§ **INSTRUCTIONS TO FOLLOW**:
Hunt for the word "masas" across the entries below, copying each line that holds it.

>> start

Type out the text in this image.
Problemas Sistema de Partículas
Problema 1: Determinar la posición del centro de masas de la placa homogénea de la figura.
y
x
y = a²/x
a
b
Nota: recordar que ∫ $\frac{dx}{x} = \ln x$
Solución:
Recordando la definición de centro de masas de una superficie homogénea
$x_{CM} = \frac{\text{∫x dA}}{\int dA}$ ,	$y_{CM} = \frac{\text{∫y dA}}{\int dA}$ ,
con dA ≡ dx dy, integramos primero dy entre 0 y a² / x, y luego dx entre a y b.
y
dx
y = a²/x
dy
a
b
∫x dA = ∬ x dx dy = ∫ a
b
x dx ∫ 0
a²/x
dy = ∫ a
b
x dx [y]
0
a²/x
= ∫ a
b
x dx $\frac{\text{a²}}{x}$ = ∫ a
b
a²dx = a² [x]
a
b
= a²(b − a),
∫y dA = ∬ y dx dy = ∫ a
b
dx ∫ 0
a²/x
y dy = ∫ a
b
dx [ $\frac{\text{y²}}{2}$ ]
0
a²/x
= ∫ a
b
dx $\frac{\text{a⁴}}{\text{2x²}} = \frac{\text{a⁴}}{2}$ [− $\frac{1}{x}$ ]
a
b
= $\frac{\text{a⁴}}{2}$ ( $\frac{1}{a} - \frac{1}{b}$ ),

>> end

§ **RESULT OF THIS EXERCISE**:
Problema 1: Determinar la posición del centro de masas de la placa homogénea de la figura.
Recordando la definición de centro de masas de una superficie homogénea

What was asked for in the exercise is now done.